Source material>
[start]

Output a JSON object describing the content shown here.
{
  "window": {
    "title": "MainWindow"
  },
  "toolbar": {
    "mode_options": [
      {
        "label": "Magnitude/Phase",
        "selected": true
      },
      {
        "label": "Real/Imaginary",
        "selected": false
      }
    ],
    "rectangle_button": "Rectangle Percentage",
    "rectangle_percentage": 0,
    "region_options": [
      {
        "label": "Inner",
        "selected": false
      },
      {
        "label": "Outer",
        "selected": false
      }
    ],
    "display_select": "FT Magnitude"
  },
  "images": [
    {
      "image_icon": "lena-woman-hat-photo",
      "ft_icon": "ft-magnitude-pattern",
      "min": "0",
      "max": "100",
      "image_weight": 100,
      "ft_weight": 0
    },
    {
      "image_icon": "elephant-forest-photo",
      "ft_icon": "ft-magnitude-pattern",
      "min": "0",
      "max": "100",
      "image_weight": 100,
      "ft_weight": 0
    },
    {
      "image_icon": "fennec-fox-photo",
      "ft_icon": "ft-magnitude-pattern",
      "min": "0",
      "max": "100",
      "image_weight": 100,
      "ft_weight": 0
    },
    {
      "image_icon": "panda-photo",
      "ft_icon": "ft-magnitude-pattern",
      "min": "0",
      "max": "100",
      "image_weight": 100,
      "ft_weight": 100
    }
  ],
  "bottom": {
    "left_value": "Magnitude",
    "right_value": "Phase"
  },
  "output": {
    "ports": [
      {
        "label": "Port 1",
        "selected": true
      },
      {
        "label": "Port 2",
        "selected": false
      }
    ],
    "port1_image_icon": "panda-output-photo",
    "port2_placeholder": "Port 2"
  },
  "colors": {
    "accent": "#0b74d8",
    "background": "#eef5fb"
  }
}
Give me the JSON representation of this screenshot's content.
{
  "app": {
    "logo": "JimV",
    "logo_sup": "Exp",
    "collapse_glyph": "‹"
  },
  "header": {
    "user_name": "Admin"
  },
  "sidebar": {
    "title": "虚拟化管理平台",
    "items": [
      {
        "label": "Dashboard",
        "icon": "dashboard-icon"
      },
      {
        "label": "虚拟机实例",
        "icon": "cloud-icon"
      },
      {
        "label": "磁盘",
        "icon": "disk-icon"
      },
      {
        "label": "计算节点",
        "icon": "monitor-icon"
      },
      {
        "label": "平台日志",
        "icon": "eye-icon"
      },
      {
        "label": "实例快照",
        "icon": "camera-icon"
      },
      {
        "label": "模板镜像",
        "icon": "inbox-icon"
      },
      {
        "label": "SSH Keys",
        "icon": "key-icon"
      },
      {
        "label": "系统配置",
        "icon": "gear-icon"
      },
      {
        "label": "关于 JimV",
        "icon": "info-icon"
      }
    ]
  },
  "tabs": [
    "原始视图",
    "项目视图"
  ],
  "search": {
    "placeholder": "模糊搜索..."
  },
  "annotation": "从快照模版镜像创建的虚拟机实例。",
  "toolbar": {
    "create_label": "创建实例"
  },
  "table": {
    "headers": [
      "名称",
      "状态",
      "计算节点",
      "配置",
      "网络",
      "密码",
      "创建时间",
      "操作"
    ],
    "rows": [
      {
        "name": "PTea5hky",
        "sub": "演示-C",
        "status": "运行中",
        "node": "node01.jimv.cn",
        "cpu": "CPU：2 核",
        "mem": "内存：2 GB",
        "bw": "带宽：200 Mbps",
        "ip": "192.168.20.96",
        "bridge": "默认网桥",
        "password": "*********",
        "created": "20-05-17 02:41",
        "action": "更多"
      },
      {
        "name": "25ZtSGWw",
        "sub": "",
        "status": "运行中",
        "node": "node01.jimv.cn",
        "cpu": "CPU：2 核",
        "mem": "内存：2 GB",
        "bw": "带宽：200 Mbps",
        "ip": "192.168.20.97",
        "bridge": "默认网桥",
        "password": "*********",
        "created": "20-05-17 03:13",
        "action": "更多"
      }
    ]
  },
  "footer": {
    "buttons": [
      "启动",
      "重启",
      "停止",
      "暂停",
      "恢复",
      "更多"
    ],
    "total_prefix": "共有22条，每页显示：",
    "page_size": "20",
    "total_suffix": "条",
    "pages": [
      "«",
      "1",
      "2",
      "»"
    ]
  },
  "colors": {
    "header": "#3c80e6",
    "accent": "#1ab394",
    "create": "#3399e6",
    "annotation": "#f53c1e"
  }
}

[end]

Job> Repeat the material above in full, quoting it exactly.

Reply>
Output a JSON object describing the content shown here.
{
  "window": {
    "title": "MainWindow"
  },
  "toolbar": {
    "mode_options": [
      {
        "label": "Magnitude/Phase",
        "selected": true
      },
      {
        "label": "Real/Imaginary",
        "selected": false
      }
    ],
    "rectangle_button": "Rectangle Percentage",
    "rectangle_percentage": 0,
    "region_options": [
      {
        "label": "Inner",
        "selected": false
      },
      {
        "label": "Outer",
        "selected": false
      }
    ],
    "display_select": "FT Magnitude"
  },
  "images": [
    {
      "image_icon": "lena-woman-hat-photo",
      "ft_icon": "ft-magnitude-pattern",
      "min": "0",
      "max": "100",
      "image_weight": 100,
      "ft_weight": 0
    },
    {
      "image_icon": "elephant-forest-photo",
      "ft_icon": "ft-magnitude-pattern",
      "min": "0",
      "max": "100",
      "image_weight": 100,
      "ft_weight": 0
    },
    {
      "image_icon": "fennec-fox-photo",
      "ft_icon": "ft-magnitude-pattern",
      "min": "0",
      "max": "100",
      "image_weight": 100,
      "ft_weight": 0
    },
    {
      "image_icon": "panda-photo",
      "ft_icon": "ft-magnitude-pattern",
      "min": "0",
      "max": "100",
      "image_weight": 100,
      "ft_weight": 100
    }
  ],
  "bottom": {
    "left_value": "Magnitude",
    "right_value": "Phase"
  },
  "output": {
    "ports": [
      {
        "label": "Port 1",
        "selected": true
      },
      {
        "label": "Port 2",
        "selected": false
      }
    ],
    "port1_image_icon": "panda-output-photo",
    "port2_placeholder": "Port 2"
  },
  "colors": {
    "accent": "#0b74d8",
    "background": "#eef5fb"
  }
}
Give me the JSON representation of this screenshot's content.
{
  "app": {
    "logo": "JimV",
    "logo_sup": "Exp",
    "collapse_glyph": "‹"
  },
  "header": {
    "user_name": "Admin"
  },
  "sidebar": {
    "title": "虚拟化管理平台",
    "items": [
      {
        "label": "Dashboard",
        "icon": "dashboard-icon"
      },
      {
        "label": "虚拟机实例",
        "icon": "cloud-icon"
      },
      {
        "label": "磁盘",
        "icon": "disk-icon"
      },
      {
        "label": "计算节点",
        "icon": "monitor-icon"
      },
      {
        "label": "平台日志",
        "icon": "eye-icon"
      },
      {
        "label": "实例快照",
        "icon": "camera-icon"
      },
      {
        "label": "模板镜像",
        "icon": "inbox-icon"
      },
      {
        "label": "SSH Keys",
        "icon": "key-icon"
      },
      {
        "label": "系统配置",
        "icon": "gear-icon"
      },
      {
        "label": "关于 JimV",
        "icon": "info-icon"
      }
    ]
  },
  "tabs": [
    "原始视图",
    "项目视图"
  ],
  "search": {
    "placeholder": "模糊搜索..."
  },
  "annotation": "从快照模版镜像创建的虚拟机实例。",
  "toolbar": {
    "create_label": "创建实例"
  },
  "table": {
    "headers": [
      "名称",
      "状态",
      "计算节点",
      "配置",
      "网络",
      "密码",
      "创建时间",
      "操作"
    ],
    "rows": [
      {
        "name": "PTea5hky",
        "sub": "演示-C",
        "status": "运行中",
        "node": "node01.jimv.cn",
        "cpu": "CPU：2 核",
        "mem": "内存：2 GB",
        "bw": "带宽：200 Mbps",
        "ip": "192.168.20.96",
        "bridge": "默认网桥",
        "password": "*********",
        "created": "20-05-17 02:41",
        "action": "更多"
      },
      {
        "name": "25ZtSGWw",
        "sub": "",
        "status": "运行中",
        "node": "node01.jimv.cn",
        "cpu": "CPU：2 核",
        "mem": "内存：2 GB",
        "bw": "带宽：200 Mbps",
        "ip": "192.168.20.97",
        "bridge": "默认网桥",
        "password": "*********",
        "created": "20-05-17 03:13",
        "action": "更多"
      }
    ]
  },
  "footer": {
    "buttons": [
      "启动",
      "重启",
      "停止",
      "暂停",
      "恢复",
      "更多"
    ],
    "total_prefix": "共有22条，每页显示：",
    "page_size": "20",
    "total_suffix": "条",
    "pages": [
      "«",
      "1",
      "2",
      "»"
    ]
  },
  "colors": {
    "header": "#3c80e6",
    "accent": "#1ab394",
    "create": "#3399e6",
    "annotation": "#f53c1e"
  }
}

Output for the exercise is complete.